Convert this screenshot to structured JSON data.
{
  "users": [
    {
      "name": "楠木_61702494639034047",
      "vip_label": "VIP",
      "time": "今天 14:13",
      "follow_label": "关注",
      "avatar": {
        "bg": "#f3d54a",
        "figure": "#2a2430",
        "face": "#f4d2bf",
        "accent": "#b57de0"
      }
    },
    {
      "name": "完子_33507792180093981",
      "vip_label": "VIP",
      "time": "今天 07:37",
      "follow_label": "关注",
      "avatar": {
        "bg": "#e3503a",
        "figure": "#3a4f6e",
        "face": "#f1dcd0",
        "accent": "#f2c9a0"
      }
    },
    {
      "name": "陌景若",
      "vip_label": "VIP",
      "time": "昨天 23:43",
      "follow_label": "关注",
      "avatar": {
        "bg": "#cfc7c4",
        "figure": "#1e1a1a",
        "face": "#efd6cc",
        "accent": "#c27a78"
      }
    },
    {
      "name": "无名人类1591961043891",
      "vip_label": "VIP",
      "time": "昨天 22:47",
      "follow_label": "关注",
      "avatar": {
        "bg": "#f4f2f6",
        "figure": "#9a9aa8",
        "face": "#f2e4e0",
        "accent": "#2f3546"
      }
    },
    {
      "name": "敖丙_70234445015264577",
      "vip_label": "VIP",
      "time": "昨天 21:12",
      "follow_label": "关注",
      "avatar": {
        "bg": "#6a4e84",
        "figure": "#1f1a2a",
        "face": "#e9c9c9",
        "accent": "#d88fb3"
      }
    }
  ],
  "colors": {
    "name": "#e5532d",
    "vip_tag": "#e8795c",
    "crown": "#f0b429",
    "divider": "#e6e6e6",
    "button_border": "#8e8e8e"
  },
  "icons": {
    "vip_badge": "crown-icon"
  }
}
==*==
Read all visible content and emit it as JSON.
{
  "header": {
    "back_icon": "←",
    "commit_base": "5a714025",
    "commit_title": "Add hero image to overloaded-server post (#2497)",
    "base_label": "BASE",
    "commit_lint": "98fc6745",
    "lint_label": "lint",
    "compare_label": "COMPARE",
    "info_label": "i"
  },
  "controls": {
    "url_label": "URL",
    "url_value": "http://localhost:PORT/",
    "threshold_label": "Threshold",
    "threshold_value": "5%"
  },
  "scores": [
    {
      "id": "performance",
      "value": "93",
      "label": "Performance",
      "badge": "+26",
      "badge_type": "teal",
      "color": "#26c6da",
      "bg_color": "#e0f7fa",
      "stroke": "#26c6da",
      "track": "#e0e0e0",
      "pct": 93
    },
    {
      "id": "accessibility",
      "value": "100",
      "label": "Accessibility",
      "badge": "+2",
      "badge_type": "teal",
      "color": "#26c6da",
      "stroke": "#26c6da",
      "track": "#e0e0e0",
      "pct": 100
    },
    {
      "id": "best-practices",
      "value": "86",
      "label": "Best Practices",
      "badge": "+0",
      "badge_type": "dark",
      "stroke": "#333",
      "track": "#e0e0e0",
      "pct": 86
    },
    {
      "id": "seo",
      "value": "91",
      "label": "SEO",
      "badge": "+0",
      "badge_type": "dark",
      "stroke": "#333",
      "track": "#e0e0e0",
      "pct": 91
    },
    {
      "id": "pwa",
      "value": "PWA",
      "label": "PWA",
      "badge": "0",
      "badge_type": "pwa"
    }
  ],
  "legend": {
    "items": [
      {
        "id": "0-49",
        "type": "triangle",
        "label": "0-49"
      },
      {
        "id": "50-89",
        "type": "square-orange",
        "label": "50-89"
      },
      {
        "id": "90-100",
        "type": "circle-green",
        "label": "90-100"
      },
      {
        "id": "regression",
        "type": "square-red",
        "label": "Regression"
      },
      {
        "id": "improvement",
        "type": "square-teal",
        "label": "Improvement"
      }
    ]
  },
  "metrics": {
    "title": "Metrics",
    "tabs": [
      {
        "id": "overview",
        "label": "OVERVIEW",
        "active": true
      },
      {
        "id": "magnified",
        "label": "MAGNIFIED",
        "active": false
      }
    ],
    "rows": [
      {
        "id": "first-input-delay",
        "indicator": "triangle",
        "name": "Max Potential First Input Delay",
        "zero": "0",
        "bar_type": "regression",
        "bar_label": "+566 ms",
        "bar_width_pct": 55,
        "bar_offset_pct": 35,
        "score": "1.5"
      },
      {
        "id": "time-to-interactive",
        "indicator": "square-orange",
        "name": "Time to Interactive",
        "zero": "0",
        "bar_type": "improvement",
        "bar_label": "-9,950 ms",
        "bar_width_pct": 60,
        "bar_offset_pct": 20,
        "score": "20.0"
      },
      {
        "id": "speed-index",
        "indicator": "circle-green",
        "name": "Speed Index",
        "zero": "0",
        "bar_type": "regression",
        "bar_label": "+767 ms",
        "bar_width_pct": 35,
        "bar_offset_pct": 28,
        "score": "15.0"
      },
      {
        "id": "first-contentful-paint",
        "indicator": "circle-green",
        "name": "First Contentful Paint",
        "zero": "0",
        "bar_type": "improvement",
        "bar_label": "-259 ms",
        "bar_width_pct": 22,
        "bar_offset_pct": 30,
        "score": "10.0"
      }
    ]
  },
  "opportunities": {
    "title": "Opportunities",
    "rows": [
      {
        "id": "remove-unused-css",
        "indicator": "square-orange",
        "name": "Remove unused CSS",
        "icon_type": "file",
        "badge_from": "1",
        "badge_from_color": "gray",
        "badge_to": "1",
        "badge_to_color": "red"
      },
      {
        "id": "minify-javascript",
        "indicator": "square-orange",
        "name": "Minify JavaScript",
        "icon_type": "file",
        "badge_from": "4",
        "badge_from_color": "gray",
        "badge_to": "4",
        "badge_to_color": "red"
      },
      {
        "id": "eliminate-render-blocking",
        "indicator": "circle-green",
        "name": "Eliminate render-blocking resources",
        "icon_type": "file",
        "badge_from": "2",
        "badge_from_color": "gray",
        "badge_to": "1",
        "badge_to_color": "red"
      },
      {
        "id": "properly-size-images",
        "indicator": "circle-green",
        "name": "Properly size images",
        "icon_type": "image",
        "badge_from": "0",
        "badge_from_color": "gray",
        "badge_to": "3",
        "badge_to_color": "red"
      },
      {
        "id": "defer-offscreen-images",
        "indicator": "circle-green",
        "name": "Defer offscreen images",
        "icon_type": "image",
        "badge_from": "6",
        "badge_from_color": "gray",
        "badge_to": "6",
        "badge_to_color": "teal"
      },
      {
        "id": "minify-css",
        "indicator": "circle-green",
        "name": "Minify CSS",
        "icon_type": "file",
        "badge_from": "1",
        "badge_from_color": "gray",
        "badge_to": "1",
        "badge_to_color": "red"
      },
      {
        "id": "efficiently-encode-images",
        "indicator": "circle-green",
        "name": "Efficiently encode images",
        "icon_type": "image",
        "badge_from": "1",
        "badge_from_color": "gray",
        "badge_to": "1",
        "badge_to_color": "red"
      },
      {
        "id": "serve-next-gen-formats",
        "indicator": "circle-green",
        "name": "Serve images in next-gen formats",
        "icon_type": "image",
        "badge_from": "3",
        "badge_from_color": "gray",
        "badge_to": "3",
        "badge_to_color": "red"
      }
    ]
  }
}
==*==
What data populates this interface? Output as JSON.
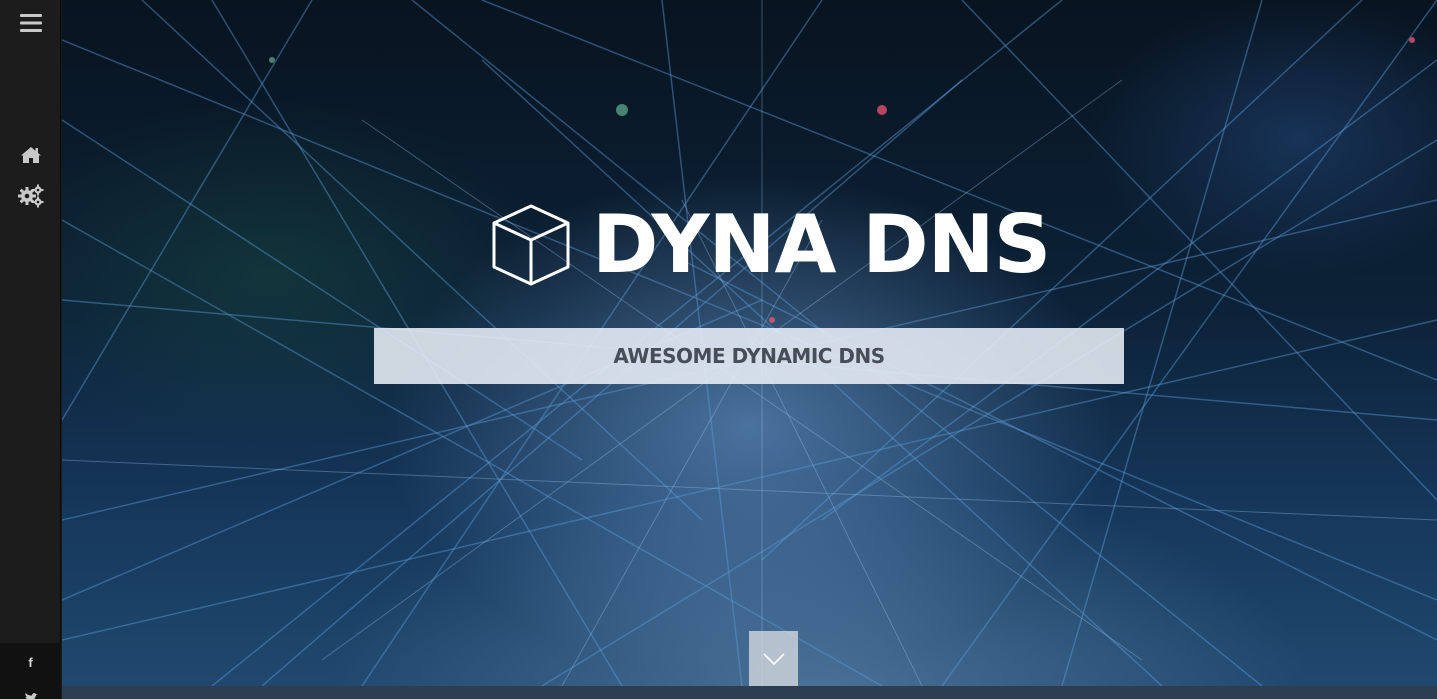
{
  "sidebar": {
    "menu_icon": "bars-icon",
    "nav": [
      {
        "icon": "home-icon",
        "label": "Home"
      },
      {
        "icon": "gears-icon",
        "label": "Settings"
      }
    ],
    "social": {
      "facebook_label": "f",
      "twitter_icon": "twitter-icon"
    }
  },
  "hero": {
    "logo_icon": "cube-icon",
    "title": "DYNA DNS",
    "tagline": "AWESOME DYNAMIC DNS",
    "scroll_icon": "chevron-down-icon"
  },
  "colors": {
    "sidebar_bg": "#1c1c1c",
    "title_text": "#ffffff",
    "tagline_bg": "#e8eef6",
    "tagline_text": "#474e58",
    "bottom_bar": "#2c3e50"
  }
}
==*==
Check each line above for the string "teal", then copy the ones that have it.

§ **Solution to the problem**:
      "badge_type": "teal",
      "badge_type": "teal",
        "type": "square-teal",
        "badge_to_color": "teal"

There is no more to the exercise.